= SET PROBLEM =
Starting from the line containing "Type out the text in this image.", write out every remaining line exactly, the last one included.

= GIVEN RECORDS =

..............................

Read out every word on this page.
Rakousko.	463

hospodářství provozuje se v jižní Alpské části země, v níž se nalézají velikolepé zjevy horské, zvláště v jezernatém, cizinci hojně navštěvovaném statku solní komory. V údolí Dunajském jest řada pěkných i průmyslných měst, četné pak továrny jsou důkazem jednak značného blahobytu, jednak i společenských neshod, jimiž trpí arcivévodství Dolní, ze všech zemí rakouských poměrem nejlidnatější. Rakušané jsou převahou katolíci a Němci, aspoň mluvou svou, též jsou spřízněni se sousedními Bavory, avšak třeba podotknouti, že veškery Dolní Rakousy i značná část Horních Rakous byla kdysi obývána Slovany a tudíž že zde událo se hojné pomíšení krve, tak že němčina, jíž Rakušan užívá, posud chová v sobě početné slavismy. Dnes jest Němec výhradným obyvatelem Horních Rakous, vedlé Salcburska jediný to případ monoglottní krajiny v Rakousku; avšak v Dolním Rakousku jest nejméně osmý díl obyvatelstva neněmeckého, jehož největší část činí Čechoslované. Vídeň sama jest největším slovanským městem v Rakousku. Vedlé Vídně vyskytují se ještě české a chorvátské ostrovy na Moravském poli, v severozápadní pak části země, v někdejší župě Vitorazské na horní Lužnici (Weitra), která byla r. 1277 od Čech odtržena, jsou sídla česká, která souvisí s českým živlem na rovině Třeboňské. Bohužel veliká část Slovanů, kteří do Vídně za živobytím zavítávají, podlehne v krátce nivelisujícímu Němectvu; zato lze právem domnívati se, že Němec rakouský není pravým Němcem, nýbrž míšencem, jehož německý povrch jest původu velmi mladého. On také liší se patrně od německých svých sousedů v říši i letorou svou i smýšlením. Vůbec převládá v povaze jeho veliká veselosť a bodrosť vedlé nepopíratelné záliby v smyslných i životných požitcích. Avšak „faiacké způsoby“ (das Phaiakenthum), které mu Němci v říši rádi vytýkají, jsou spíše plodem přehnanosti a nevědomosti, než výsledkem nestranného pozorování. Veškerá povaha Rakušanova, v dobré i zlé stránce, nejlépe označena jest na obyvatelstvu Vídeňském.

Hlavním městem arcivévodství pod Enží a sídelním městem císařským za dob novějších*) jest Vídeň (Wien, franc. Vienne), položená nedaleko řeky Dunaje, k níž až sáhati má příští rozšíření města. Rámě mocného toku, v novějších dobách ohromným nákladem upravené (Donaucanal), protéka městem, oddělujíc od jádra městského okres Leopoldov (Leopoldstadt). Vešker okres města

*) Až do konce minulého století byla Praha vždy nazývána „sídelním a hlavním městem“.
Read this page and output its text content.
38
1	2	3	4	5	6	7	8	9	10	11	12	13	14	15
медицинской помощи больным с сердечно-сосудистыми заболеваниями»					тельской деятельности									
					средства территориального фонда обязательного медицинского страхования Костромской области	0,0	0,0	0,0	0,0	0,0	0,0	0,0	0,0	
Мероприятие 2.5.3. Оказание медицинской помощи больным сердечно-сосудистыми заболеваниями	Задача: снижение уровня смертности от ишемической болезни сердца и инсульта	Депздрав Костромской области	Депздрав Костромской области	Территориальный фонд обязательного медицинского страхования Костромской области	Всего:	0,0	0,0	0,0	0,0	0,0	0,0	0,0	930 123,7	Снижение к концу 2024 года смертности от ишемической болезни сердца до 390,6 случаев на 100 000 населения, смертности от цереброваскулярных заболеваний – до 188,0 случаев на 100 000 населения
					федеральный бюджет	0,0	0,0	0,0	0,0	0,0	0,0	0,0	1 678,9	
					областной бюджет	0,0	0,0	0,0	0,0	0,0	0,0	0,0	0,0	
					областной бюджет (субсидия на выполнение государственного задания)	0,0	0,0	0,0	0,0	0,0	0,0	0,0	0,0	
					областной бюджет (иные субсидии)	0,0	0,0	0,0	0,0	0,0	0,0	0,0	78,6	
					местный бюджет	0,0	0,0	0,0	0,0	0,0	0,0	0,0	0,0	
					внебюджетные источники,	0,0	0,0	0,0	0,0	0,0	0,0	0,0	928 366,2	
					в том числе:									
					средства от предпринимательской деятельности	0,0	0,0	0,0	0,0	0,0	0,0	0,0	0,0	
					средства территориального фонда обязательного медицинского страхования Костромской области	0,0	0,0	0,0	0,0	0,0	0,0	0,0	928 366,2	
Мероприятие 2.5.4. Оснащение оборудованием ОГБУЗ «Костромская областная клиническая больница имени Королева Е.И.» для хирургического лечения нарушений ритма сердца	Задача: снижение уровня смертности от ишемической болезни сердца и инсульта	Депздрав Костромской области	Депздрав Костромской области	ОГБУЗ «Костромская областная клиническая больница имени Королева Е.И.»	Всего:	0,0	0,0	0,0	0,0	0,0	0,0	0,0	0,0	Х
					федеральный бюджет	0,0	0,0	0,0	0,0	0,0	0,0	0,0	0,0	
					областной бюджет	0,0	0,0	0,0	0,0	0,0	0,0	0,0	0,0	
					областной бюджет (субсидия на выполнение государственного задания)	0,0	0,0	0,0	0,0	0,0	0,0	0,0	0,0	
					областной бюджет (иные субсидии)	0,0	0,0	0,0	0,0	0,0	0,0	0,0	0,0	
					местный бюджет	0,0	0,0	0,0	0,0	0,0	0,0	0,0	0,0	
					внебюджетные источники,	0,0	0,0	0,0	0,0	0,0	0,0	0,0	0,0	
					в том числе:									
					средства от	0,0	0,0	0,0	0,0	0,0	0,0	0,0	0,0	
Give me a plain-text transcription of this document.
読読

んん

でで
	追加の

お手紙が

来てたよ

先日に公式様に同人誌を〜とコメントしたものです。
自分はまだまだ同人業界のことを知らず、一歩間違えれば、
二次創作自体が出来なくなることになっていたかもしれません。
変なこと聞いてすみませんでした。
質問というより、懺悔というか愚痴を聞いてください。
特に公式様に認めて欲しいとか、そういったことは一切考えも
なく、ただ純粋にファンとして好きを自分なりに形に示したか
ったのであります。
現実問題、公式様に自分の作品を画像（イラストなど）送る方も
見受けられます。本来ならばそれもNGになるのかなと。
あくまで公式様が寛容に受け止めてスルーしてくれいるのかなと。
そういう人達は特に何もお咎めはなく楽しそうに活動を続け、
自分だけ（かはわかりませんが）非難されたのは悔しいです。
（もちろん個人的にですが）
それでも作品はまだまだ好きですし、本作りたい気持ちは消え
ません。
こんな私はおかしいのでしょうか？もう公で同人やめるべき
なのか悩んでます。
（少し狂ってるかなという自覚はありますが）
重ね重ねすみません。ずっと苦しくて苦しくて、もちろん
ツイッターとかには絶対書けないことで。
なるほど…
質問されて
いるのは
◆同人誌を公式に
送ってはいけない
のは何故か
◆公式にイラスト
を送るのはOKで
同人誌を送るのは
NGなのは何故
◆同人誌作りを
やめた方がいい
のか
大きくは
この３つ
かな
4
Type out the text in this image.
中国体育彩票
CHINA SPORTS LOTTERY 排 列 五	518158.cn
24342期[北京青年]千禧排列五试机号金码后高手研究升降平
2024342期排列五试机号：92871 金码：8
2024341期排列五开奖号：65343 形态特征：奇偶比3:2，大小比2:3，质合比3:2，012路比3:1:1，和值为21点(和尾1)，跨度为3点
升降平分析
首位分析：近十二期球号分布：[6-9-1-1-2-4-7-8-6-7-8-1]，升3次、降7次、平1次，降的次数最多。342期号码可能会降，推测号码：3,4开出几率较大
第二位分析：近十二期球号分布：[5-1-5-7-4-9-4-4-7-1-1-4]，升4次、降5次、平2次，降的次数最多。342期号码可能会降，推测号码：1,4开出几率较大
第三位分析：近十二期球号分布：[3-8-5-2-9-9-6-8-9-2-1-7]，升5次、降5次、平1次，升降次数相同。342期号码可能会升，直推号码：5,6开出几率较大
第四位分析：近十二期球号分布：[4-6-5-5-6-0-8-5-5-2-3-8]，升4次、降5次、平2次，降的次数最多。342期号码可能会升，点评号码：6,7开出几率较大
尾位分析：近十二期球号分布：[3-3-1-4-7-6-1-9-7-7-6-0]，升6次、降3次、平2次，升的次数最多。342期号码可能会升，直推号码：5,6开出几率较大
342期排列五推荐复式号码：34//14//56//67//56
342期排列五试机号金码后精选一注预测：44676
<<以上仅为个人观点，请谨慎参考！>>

..............................

= REPLY =
Type out the text in this image.
中国体育彩票
CHINA SPORTS LOTTERY 排 列 五	518158.cn
24342期[北京青年]千禧排列五试机号金码后高手研究升降平
2024342期排列五试机号：92871 金码：8
2024341期排列五开奖号：65343 形态特征：奇偶比3:2，大小比2:3，质合比3:2，012路比3:1:1，和值为21点(和尾1)，跨度为3点
升降平分析
首位分析：近十二期球号分布：[6-9-1-1-2-4-7-8-6-7-8-1]，升3次、降7次、平1次，降的次数最多。342期号码可能会降，推测号码：3,4开出几率较大
第二位分析：近十二期球号分布：[5-1-5-7-4-9-4-4-7-1-1-4]，升4次、降5次、平2次，降的次数最多。342期号码可能会降，推测号码：1,4开出几率较大
第三位分析：近十二期球号分布：[3-8-5-2-9-9-6-8-9-2-1-7]，升5次、降5次、平1次，升降次数相同。342期号码可能会升，直推号码：5,6开出几率较大
第四位分析：近十二期球号分布：[4-6-5-5-6-0-8-5-5-2-3-8]，升4次、降5次、平2次，降的次数最多。342期号码可能会升，点评号码：6,7开出几率较大
尾位分析：近十二期球号分布：[3-3-1-4-7-6-1-9-7-7-6-0]，升6次、降3次、平2次，升的次数最多。342期号码可能会升，直推号码：5,6开出几率较大
342期排列五推荐复式号码：34//14//56//67//56
342期排列五试机号金码后精选一注预测：44676
<<以上仅为个人观点，请谨慎参考！>>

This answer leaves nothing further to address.